» Raw records:
****************************************

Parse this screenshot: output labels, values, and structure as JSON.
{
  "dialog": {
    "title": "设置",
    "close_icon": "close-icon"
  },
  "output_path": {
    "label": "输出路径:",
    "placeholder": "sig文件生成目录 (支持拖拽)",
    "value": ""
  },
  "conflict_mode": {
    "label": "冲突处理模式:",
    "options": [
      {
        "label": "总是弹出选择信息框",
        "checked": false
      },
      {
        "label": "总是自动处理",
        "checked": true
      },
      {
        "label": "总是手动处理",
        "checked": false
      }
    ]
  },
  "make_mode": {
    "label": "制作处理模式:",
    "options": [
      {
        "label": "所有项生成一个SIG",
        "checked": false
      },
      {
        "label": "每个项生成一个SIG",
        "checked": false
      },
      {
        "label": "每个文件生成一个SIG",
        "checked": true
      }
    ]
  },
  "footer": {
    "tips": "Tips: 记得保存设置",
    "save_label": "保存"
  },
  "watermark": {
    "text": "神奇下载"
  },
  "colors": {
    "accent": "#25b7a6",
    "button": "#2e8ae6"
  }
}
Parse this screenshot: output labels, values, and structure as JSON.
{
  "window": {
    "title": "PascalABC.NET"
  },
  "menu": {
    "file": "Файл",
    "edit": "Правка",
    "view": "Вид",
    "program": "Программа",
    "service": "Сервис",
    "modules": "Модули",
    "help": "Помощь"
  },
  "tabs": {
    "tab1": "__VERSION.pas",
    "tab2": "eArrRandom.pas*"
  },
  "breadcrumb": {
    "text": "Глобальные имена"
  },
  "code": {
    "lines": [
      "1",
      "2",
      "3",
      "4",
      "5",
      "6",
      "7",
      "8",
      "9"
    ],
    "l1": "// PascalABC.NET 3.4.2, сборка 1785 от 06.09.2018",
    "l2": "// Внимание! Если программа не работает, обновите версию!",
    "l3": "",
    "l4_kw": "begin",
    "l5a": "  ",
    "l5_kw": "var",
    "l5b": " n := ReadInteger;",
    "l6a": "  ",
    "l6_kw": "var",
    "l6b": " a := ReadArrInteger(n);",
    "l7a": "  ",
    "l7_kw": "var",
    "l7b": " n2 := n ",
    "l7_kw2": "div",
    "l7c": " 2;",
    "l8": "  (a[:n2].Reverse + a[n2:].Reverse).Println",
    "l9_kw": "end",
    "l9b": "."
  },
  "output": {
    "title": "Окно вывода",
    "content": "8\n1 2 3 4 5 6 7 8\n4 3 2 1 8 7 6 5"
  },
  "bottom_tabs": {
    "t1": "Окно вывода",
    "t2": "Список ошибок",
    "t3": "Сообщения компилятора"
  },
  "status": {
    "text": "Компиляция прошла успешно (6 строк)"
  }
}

****************************************

» Problem: Reproduce all the records precisely.

» Solution to the exercise:
Parse this screenshot: output labels, values, and structure as JSON.
{
  "dialog": {
    "title": "设置",
    "close_icon": "close-icon"
  },
  "output_path": {
    "label": "输出路径:",
    "placeholder": "sig文件生成目录 (支持拖拽)",
    "value": ""
  },
  "conflict_mode": {
    "label": "冲突处理模式:",
    "options": [
      {
        "label": "总是弹出选择信息框",
        "checked": false
      },
      {
        "label": "总是自动处理",
        "checked": true
      },
      {
        "label": "总是手动处理",
        "checked": false
      }
    ]
  },
  "make_mode": {
    "label": "制作处理模式:",
    "options": [
      {
        "label": "所有项生成一个SIG",
        "checked": false
      },
      {
        "label": "每个项生成一个SIG",
        "checked": false
      },
      {
        "label": "每个文件生成一个SIG",
        "checked": true
      }
    ]
  },
  "footer": {
    "tips": "Tips: 记得保存设置",
    "save_label": "保存"
  },
  "watermark": {
    "text": "神奇下载"
  },
  "colors": {
    "accent": "#25b7a6",
    "button": "#2e8ae6"
  }
}
Parse this screenshot: output labels, values, and structure as JSON.
{
  "window": {
    "title": "PascalABC.NET"
  },
  "menu": {
    "file": "Файл",
    "edit": "Правка",
    "view": "Вид",
    "program": "Программа",
    "service": "Сервис",
    "modules": "Модули",
    "help": "Помощь"
  },
  "tabs": {
    "tab1": "__VERSION.pas",
    "tab2": "eArrRandom.pas*"
  },
  "breadcrumb": {
    "text": "Глобальные имена"
  },
  "code": {
    "lines": [
      "1",
      "2",
      "3",
      "4",
      "5",
      "6",
      "7",
      "8",
      "9"
    ],
    "l1": "// PascalABC.NET 3.4.2, сборка 1785 от 06.09.2018",
    "l2": "// Внимание! Если программа не работает, обновите версию!",
    "l3": "",
    "l4_kw": "begin",
    "l5a": "  ",
    "l5_kw": "var",
    "l5b": " n := ReadInteger;",
    "l6a": "  ",
    "l6_kw": "var",
    "l6b": " a := ReadArrInteger(n);",
    "l7a": "  ",
    "l7_kw": "var",
    "l7b": " n2 := n ",
    "l7_kw2": "div",
    "l7c": " 2;",
    "l8": "  (a[:n2].Reverse + a[n2:].Reverse).Println",
    "l9_kw": "end",
    "l9b": "."
  },
  "output": {
    "title": "Окно вывода",
    "content": "8\n1 2 3 4 5 6 7 8\n4 3 2 1 8 7 6 5"
  },
  "bottom_tabs": {
    "t1": "Окно вывода",
    "t2": "Список ошибок",
    "t3": "Сообщения компилятора"
  },
  "status": {
    "text": "Компиляция прошла успешно (6 строк)"
  }
}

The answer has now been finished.